■ TASK REQUIREMENTS ■
Show all lines from the data that include the word "απόφαση".

■ SUPPLIED MATERIAL ■
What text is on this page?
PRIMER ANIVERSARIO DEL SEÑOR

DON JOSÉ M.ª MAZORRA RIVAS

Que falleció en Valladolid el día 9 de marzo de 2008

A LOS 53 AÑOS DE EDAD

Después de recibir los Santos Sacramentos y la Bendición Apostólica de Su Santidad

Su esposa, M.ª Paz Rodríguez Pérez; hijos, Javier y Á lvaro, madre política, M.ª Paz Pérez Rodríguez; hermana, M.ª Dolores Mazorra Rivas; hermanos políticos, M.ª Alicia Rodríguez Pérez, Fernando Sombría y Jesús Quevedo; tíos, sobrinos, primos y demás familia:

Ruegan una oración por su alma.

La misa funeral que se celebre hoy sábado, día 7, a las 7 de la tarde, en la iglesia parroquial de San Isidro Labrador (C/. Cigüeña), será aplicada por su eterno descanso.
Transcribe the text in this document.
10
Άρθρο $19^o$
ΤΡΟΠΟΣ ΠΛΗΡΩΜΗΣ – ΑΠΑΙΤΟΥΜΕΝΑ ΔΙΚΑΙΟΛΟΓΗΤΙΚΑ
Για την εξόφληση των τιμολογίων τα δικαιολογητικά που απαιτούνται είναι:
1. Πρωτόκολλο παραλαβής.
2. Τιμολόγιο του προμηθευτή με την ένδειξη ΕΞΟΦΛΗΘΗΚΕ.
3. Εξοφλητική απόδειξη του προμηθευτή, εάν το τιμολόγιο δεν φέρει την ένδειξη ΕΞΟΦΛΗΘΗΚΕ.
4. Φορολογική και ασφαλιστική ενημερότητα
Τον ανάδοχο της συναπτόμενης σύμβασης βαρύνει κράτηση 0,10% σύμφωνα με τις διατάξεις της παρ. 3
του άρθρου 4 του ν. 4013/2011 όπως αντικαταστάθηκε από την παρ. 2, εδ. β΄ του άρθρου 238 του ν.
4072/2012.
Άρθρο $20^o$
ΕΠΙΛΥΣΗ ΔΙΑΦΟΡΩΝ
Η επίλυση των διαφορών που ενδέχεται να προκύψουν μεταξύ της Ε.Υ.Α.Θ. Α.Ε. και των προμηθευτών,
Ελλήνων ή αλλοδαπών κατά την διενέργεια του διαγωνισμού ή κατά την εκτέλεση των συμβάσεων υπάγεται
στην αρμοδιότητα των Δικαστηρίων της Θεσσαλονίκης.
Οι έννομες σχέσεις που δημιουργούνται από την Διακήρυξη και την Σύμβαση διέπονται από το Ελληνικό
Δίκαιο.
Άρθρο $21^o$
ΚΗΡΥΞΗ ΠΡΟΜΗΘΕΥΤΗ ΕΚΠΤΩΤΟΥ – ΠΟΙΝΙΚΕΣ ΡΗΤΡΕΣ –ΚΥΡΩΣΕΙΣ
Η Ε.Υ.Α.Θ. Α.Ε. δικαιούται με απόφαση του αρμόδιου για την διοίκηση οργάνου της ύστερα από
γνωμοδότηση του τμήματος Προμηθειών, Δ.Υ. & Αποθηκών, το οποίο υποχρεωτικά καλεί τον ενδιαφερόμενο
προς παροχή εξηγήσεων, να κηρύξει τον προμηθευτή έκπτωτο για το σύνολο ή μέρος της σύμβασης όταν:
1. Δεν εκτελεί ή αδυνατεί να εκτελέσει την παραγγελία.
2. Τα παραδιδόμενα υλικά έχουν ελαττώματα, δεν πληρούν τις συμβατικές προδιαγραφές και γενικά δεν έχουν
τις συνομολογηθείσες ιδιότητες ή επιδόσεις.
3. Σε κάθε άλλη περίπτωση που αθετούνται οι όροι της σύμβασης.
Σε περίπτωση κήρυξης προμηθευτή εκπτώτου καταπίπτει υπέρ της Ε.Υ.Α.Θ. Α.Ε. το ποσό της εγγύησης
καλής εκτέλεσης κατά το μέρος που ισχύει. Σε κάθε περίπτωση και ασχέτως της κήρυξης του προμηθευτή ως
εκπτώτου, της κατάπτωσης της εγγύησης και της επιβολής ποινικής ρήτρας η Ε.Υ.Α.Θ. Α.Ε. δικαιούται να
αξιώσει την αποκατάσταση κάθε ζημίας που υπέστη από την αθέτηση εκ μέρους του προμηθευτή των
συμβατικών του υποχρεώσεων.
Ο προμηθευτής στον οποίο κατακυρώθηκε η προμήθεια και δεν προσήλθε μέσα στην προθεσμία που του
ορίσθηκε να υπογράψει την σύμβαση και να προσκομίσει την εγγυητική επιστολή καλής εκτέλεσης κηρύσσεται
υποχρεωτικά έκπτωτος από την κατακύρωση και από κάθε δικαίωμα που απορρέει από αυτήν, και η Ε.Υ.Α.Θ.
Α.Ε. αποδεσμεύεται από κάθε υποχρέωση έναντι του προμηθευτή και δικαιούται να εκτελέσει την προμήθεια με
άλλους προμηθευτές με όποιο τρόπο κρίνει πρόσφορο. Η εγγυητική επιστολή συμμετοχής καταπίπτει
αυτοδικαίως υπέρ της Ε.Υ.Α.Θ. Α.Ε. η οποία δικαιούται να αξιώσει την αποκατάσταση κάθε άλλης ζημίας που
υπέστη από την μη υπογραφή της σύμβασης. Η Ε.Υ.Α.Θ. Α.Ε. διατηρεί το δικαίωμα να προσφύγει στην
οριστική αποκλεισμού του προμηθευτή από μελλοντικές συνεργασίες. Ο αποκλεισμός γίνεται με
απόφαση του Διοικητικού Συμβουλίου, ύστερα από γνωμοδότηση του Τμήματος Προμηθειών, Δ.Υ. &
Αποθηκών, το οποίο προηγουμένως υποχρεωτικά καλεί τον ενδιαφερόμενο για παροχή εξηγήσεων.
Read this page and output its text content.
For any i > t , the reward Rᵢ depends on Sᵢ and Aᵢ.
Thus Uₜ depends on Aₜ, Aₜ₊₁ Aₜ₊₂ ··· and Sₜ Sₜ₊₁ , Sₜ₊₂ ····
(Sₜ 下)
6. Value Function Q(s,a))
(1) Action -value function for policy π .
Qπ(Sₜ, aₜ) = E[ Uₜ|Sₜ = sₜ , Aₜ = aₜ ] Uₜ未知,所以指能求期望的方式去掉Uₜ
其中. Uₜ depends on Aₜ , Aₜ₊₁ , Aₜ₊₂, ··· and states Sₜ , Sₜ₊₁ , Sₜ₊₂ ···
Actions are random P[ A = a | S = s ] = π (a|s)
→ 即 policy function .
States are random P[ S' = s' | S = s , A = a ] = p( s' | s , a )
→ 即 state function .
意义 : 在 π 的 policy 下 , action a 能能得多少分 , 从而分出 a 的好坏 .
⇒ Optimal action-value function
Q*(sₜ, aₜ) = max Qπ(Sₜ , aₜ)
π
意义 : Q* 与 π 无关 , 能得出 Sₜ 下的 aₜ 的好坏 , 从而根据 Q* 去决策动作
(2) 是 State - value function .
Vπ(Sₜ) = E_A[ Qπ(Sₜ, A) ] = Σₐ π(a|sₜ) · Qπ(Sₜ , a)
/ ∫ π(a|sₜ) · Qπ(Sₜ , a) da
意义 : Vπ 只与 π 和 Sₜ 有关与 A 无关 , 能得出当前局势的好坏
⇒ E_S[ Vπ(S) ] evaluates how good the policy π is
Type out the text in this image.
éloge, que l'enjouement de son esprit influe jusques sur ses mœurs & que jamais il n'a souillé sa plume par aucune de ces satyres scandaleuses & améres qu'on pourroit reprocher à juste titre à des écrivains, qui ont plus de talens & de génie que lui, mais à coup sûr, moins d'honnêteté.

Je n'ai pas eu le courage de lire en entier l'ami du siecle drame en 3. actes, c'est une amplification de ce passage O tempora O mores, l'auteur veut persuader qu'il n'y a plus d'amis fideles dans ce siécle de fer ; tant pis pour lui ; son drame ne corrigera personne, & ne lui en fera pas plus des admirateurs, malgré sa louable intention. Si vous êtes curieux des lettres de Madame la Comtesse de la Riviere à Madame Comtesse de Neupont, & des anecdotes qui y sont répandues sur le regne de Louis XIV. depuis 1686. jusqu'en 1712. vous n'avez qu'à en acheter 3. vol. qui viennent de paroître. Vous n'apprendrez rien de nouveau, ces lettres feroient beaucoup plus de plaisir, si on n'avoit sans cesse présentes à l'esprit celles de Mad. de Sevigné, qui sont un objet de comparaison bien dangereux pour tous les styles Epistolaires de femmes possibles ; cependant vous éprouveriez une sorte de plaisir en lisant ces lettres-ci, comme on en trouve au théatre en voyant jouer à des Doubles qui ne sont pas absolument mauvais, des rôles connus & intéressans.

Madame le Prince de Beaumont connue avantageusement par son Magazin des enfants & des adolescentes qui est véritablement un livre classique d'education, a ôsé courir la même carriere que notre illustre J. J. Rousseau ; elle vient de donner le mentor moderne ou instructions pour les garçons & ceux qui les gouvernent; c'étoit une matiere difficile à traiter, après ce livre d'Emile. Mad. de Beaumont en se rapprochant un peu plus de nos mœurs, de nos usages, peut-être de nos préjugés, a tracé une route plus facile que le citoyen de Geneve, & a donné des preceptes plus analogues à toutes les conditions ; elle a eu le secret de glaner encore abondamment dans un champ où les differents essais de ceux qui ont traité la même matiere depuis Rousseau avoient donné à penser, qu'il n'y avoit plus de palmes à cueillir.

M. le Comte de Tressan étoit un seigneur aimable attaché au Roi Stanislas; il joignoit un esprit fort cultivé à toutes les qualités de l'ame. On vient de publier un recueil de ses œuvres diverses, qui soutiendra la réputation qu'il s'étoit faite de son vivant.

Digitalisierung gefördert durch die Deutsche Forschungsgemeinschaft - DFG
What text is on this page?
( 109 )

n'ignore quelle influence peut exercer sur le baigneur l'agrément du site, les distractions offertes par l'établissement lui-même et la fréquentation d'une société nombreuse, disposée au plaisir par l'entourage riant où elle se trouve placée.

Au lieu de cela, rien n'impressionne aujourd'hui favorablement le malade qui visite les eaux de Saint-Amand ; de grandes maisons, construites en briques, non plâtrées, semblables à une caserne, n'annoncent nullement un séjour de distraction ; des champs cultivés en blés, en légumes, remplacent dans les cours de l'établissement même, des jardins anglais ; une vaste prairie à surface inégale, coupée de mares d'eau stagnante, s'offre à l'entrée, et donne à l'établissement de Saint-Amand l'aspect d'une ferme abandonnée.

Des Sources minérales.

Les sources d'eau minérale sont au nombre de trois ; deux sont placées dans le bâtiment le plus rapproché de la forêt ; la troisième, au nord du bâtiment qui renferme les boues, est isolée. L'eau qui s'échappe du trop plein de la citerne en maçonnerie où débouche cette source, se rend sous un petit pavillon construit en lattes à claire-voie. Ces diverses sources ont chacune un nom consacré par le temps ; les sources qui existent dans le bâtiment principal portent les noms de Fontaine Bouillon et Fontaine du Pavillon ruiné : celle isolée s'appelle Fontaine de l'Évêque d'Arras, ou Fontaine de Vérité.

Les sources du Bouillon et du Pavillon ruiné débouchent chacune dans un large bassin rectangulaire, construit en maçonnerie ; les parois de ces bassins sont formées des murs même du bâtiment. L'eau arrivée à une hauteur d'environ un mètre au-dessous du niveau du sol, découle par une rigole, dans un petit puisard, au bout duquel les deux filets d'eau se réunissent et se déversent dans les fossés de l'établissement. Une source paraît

■ OUTPUT OF THE EXERCISE ■
Η Ε.Υ.Α.Θ. Α.Ε. δικαιούται με απόφαση του αρμόδιου για την διοίκηση οργάνου της ύστερα από
απόφαση του Διοικητικού Συμβουλίου, ύστερα από γνωμοδότηση του Τμήματος Προμηθειών, Δ.Υ. &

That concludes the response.